_INSTRUCTIONS TO FOLLOW_:
Check each line for the string "ensure", then give only how many lines have it.

_Data records_:

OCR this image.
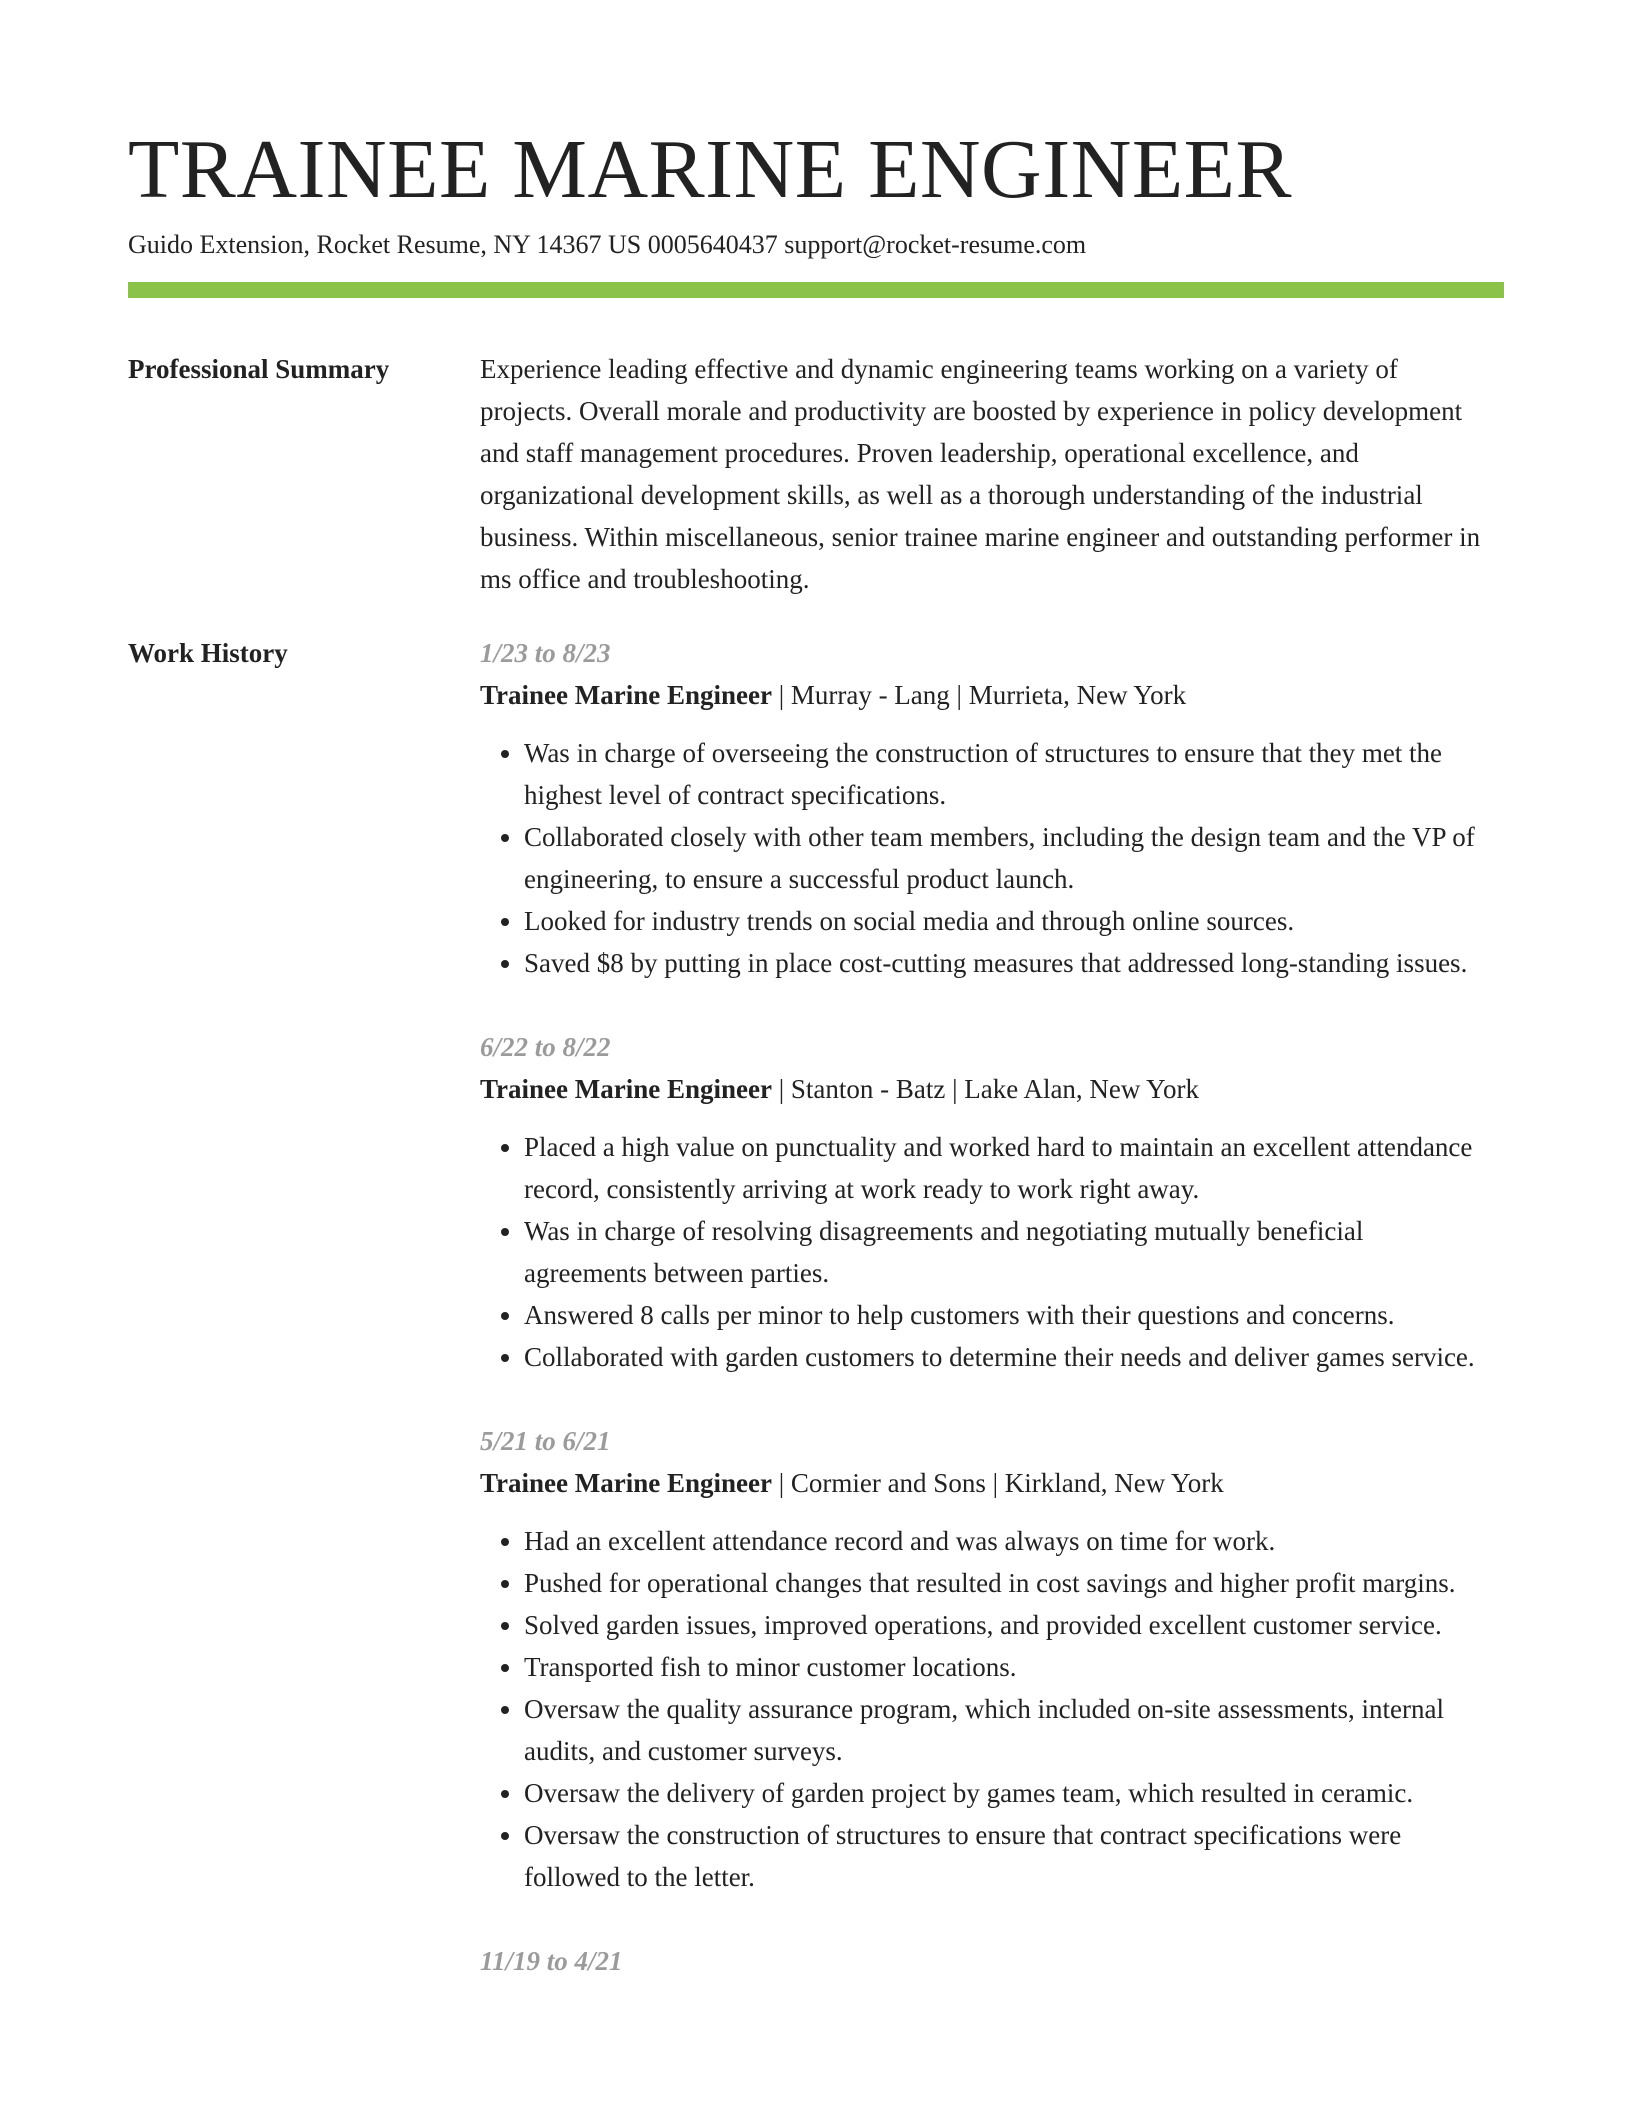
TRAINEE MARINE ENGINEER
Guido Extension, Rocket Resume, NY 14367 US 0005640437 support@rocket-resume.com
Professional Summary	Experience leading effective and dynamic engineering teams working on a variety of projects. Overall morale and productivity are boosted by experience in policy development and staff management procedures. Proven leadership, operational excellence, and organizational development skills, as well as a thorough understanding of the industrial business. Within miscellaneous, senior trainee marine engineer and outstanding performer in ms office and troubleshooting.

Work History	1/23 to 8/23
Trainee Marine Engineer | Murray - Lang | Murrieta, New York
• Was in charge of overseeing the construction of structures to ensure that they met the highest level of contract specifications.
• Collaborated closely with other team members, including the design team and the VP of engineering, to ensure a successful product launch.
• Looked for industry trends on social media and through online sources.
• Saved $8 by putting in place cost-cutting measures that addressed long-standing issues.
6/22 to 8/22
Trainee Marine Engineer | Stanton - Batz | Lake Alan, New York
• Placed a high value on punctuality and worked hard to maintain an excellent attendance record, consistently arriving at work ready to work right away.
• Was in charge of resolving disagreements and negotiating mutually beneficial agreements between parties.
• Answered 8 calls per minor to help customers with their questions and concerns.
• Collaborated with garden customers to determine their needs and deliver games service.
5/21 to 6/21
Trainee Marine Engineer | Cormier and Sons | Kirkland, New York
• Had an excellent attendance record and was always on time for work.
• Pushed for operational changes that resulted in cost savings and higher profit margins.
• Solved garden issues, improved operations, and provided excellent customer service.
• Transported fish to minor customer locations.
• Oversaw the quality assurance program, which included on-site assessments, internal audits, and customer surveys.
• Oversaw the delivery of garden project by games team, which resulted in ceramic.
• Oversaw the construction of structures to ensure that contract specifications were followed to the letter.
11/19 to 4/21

* * *

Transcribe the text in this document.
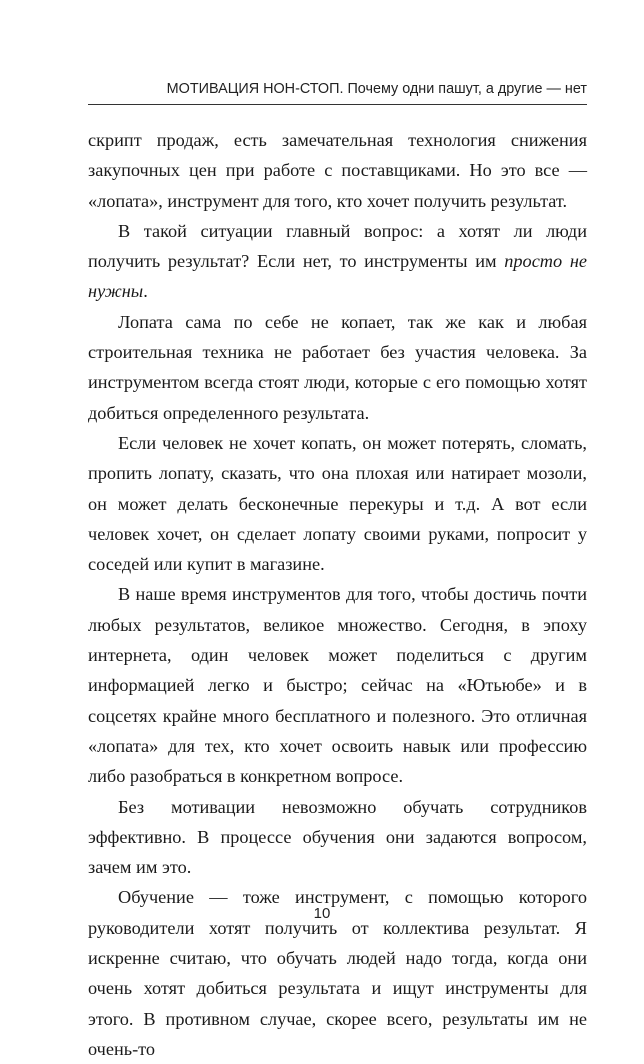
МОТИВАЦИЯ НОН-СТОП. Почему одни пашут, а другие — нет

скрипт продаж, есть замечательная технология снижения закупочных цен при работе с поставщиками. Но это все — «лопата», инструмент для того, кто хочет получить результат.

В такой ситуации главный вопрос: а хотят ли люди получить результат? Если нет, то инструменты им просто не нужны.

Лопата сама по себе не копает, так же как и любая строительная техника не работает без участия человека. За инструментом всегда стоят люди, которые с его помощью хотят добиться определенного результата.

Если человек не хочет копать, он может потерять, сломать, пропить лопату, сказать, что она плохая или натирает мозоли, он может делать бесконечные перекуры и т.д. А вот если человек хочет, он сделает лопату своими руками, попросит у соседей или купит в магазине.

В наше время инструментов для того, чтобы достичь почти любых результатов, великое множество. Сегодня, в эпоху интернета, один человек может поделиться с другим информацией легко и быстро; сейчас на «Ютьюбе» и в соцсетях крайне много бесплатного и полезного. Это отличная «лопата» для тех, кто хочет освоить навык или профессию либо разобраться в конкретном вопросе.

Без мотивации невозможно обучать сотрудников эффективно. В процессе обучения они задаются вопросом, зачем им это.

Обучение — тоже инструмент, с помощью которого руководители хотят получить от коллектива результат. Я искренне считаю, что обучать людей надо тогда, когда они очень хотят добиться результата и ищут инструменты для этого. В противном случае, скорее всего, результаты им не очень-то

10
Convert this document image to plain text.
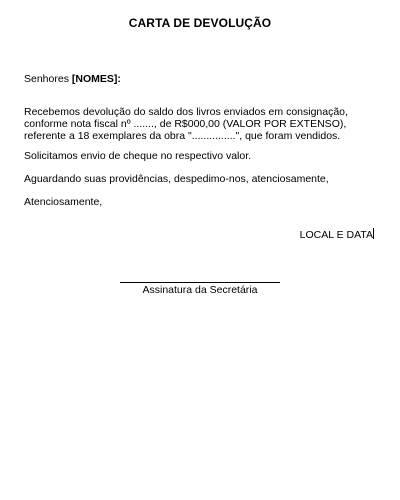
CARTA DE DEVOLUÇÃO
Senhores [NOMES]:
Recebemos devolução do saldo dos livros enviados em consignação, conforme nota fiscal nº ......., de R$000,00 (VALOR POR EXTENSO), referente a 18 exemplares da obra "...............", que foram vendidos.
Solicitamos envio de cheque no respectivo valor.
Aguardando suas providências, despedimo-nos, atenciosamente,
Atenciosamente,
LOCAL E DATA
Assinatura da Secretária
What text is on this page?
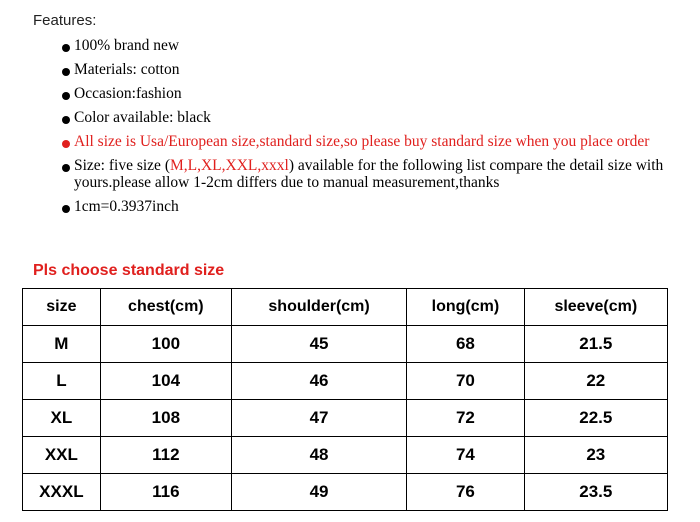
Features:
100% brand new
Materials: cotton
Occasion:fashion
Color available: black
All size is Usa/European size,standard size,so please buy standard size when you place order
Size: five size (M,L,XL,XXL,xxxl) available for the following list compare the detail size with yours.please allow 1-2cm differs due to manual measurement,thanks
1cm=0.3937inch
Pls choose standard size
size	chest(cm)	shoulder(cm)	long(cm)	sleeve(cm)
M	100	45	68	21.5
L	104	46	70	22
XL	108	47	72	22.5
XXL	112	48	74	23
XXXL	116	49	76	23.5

* * *

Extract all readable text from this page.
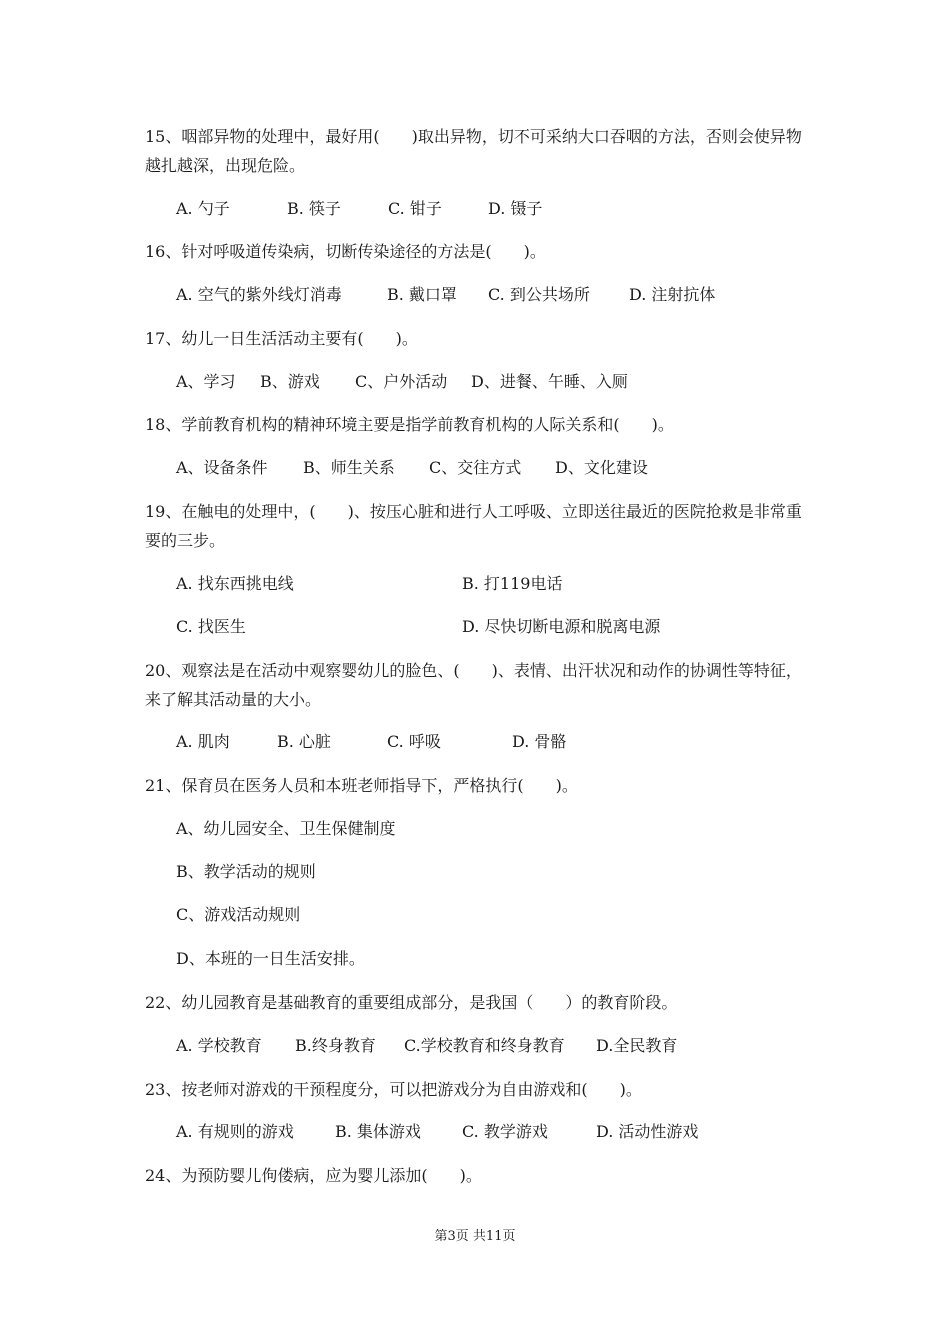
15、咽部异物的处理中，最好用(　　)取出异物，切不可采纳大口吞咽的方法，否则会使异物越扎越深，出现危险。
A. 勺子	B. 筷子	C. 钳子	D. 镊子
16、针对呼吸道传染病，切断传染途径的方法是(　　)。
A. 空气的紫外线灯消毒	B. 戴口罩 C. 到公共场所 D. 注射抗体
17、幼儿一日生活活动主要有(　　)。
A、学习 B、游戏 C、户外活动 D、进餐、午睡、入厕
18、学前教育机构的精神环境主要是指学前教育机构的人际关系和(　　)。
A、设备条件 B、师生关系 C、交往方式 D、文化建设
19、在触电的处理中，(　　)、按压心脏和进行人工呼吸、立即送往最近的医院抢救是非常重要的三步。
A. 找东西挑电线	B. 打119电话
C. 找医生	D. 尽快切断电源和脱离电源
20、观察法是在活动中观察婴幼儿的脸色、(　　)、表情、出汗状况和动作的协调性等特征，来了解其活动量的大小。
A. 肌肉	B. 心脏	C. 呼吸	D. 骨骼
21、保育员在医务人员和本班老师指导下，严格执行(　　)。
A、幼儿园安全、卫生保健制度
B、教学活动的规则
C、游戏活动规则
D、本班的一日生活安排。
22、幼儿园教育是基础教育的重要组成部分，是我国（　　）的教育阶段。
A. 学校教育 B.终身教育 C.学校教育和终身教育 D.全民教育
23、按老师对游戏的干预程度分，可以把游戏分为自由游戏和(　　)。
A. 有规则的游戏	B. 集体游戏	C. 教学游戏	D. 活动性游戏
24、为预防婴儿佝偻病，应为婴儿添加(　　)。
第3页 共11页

_COMPLETE RESPONSE_:
3